[EXTRACT]
Brad Brownell kept his job.

Such is the disparate state of affairs at Clemson, where relevance comes with a complicated definition. Not that the Tigers are unique. Plenty of basketball programs across the country are fighting for air space and attention on their own campuses, dwarfed by the mighty shadow of the pigskin.

But this season the contrast is especially stark at Clemson. While Swinney basked in the after glory of that title, Brownell endured the scorch of the hot seat, keeping his gig only after athletic director Dan Radakovich put out a statement that included this sentiment: “We expect Brad to make changes in the program to better position us for success.’’

David Allio/Icon SportswireBrad Brownell will be looking to lead Clemson to its first NCAA tournament appearance in seven seasons.

That meant buh-bye to Brownell’s longtime right-hand man, Mike Winiecki, who had served Brownell for some 14 years, and a still-to-be-determined change in philosophy for Clemson. Brownell said he intends to employ the use of a sports psychologist and work to better the Tigers defensively.

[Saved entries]
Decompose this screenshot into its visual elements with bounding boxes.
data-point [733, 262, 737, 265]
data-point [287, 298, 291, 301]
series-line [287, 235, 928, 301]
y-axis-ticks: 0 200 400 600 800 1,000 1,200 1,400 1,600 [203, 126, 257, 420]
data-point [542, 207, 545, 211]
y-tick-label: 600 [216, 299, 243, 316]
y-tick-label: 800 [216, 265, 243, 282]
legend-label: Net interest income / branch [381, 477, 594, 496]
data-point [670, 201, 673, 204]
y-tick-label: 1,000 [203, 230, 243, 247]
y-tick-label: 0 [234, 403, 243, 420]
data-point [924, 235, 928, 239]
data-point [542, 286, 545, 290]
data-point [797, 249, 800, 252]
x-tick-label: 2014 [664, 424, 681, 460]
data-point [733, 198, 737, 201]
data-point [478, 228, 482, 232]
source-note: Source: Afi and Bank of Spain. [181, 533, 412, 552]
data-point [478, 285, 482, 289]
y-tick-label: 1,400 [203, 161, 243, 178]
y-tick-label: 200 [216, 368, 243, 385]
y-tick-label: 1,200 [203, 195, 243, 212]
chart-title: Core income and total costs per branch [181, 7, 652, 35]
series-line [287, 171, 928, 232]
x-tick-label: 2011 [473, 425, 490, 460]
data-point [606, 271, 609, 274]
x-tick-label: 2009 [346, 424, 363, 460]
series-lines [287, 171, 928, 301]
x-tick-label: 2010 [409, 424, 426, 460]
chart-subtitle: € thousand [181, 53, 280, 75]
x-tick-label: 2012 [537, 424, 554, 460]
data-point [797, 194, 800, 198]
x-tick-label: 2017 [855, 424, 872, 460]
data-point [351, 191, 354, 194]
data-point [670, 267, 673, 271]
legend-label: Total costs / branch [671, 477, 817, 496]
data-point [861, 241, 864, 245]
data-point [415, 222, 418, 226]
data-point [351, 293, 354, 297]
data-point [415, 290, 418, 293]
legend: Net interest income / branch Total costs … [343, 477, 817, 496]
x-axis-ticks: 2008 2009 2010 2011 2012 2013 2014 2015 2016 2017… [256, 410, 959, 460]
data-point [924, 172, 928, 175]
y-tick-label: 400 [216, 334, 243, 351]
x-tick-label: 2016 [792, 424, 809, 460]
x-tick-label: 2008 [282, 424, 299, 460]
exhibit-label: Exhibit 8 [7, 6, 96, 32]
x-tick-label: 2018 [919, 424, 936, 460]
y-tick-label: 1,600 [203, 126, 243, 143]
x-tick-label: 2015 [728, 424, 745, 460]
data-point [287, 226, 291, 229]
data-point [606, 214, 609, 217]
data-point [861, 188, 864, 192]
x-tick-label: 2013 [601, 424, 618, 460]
==
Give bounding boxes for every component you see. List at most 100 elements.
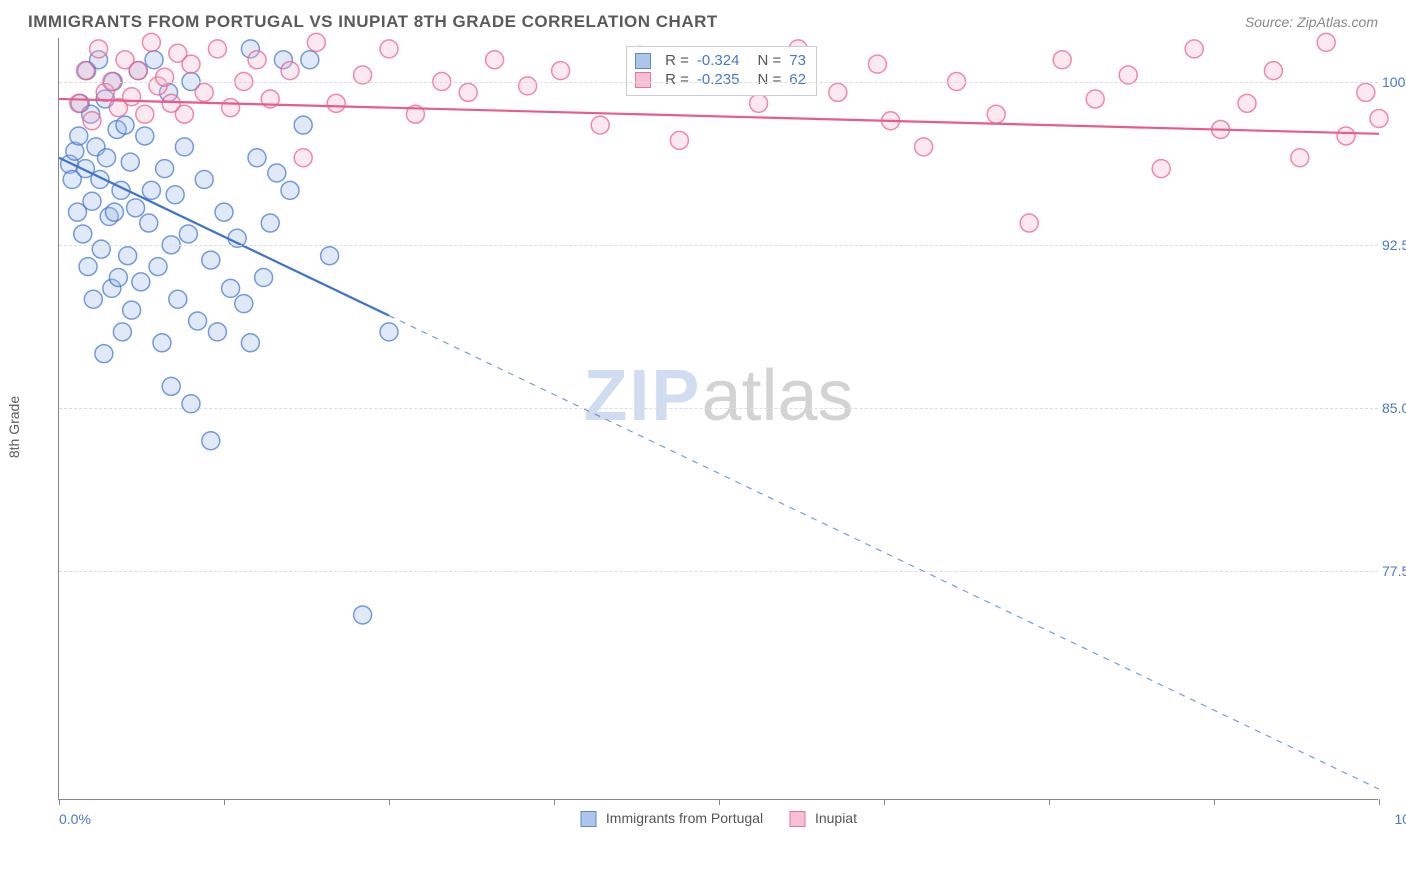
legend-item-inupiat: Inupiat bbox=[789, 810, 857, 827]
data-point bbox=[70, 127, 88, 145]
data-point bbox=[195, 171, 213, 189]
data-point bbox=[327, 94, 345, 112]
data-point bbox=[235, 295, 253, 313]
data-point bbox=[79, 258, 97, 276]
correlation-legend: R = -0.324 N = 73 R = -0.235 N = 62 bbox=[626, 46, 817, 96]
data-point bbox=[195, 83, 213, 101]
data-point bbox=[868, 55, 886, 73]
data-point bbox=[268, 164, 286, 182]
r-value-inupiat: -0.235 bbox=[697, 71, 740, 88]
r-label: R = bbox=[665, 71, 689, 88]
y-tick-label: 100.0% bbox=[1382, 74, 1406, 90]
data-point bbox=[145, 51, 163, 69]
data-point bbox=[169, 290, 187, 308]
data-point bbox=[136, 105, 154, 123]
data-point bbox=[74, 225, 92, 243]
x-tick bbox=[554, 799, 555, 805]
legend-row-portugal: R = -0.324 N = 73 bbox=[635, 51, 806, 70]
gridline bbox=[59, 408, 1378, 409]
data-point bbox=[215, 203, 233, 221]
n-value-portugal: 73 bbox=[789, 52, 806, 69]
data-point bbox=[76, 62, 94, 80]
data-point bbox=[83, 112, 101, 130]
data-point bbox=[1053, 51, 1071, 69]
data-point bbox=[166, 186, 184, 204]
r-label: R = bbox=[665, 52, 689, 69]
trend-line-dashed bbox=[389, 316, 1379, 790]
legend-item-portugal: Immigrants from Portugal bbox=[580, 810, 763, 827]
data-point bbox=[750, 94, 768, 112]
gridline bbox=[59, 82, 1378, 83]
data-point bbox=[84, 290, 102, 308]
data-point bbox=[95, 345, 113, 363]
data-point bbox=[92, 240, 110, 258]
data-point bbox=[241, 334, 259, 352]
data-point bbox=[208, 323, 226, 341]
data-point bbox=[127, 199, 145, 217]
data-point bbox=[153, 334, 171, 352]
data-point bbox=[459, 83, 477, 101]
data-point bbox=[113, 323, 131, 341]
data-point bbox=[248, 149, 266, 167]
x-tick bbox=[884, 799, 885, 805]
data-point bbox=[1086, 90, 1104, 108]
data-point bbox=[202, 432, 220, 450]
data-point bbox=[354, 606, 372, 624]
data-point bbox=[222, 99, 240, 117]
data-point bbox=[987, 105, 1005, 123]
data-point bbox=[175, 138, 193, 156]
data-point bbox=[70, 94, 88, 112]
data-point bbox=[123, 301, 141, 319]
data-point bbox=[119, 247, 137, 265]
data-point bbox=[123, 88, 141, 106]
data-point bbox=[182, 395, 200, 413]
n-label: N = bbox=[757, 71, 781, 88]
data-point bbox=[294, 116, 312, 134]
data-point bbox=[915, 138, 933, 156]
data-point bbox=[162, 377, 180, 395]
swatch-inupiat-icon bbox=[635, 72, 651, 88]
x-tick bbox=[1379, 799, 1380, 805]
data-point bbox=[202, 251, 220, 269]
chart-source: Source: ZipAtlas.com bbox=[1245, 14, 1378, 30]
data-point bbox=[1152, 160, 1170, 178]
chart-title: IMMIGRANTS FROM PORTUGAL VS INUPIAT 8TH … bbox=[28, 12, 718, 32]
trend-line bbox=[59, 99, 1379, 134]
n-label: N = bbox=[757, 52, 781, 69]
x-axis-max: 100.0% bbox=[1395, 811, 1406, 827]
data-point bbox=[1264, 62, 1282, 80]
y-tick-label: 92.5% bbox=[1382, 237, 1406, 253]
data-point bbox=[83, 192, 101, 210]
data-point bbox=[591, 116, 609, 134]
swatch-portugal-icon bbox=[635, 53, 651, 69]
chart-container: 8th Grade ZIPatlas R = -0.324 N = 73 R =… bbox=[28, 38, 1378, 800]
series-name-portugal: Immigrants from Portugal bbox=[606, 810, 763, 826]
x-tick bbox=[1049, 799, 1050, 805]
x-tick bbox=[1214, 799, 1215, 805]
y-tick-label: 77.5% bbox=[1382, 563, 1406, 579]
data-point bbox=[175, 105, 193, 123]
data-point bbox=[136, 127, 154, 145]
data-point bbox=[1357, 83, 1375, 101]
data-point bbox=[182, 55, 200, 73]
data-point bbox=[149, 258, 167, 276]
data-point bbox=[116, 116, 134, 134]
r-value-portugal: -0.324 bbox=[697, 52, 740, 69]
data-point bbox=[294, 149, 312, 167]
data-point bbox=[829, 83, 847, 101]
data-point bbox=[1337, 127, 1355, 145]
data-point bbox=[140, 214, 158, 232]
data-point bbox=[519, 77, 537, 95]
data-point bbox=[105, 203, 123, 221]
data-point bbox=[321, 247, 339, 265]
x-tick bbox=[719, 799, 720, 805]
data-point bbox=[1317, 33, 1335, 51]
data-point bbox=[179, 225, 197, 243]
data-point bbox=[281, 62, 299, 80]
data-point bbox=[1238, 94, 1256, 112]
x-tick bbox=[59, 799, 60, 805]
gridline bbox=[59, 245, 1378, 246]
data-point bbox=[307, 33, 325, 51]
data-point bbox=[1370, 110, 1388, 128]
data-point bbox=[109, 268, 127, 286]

[DIRECTIONS] Please rewrite the Clemson basketball article between "But this season" and "the Tigers defensively.", inclusive, and replace "sports psychologist" with "mental skills coach".

[ANSWER FOR THE TASK]
But this season the contrast is especially stark at Clemson. While Swinney basked in the after glory of that title, Brownell endured the scorch of the hot seat, keeping his gig only after athletic director Dan Radakovich put out a statement that included this sentiment: “We expect Brad to make changes in the program to better position us for success.’’

David Allio/Icon SportswireBrad Brownell will be looking to lead Clemson to its first NCAA tournament appearance in seven seasons.

That meant buh-bye to Brownell’s longtime right-hand man, Mike Winiecki, who had served Brownell for some 14 years, and a still-to-be-determined change in philosophy for Clemson. Brownell said he intends to employ the use of a mental skills coach and work to better the Tigers defensively.